**PROMPT**
From the entries below, please gather each line containing the string "Report".

**DATA LINES**

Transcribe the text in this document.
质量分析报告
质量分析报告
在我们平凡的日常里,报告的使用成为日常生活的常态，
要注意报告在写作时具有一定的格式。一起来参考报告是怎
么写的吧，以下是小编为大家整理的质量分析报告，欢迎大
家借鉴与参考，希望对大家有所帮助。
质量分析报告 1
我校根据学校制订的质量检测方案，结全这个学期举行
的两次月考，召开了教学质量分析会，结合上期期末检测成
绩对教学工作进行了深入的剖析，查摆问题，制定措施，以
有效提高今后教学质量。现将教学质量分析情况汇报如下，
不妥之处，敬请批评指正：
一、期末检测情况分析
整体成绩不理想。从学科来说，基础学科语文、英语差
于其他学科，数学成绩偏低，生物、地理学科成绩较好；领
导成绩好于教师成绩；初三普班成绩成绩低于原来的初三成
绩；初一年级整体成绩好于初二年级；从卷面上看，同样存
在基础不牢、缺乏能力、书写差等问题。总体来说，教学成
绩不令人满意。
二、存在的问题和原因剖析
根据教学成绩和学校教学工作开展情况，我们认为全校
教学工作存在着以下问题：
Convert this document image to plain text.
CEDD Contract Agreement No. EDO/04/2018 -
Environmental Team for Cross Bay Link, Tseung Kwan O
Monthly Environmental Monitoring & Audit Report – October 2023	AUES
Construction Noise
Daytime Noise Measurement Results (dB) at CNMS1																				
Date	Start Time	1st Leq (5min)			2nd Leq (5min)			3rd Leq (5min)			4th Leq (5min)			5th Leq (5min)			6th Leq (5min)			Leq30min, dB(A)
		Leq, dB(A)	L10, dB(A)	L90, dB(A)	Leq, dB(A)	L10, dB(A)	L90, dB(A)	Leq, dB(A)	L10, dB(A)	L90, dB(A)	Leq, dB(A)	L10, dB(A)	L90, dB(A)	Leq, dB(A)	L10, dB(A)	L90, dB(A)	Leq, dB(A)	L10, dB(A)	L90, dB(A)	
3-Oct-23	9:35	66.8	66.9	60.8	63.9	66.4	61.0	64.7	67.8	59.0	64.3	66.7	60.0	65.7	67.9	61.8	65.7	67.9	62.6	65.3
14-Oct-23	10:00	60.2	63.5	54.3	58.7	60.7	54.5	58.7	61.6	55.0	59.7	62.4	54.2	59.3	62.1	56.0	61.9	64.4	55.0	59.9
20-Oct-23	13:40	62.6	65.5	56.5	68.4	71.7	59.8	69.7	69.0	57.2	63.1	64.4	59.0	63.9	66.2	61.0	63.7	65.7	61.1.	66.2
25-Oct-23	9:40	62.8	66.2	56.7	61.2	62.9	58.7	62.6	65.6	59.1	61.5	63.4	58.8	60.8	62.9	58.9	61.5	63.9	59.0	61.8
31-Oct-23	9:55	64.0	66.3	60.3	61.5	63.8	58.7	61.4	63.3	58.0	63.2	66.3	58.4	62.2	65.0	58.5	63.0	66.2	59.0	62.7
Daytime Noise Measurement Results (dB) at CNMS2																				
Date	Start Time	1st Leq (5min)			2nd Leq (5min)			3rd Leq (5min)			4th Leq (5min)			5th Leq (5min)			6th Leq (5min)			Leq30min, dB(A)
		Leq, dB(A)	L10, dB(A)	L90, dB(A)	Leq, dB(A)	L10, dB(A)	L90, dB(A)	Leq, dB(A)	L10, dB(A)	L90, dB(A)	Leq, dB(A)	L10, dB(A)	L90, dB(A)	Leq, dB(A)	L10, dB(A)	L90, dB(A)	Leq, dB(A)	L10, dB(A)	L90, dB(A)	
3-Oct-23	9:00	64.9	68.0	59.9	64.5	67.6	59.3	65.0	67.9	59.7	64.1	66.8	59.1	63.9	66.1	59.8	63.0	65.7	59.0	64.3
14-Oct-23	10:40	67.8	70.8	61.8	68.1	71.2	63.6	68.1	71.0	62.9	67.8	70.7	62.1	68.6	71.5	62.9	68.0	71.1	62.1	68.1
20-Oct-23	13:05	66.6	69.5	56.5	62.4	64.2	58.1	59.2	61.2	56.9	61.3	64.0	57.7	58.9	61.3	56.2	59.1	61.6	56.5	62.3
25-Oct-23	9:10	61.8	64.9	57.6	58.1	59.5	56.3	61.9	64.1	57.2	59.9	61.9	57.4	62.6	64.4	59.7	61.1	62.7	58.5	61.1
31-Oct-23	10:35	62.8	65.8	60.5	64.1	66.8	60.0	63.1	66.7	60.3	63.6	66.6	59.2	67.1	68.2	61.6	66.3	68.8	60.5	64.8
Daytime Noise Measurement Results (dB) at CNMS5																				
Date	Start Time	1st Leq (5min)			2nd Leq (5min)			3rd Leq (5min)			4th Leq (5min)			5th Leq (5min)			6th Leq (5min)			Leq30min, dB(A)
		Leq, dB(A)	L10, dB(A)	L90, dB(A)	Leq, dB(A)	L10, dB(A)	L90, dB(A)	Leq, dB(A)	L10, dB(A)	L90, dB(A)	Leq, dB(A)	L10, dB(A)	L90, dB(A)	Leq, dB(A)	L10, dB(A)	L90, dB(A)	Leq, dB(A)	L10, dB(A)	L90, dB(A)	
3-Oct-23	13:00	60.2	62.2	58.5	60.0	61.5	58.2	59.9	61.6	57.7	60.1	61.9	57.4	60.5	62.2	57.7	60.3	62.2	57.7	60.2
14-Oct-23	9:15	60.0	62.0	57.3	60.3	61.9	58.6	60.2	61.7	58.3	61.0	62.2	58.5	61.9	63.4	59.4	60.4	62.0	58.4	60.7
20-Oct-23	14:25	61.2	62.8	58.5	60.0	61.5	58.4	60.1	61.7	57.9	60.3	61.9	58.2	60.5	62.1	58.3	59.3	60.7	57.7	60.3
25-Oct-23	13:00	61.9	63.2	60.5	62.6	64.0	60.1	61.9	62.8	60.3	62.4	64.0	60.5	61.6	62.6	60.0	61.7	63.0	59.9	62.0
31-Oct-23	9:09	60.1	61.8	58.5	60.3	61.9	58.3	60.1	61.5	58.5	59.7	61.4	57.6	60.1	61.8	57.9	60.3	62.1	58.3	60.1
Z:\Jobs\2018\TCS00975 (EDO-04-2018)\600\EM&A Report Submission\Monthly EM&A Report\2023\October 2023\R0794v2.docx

**ANSWER**
Monthly Environmental Monitoring & Audit Report – October 2023	AUES
Z:\Jobs\2018\TCS00975 (EDO-04-2018)\600\EM&A Report Submission\Monthly EM&A Report\2023\October 2023\R0794v2.docx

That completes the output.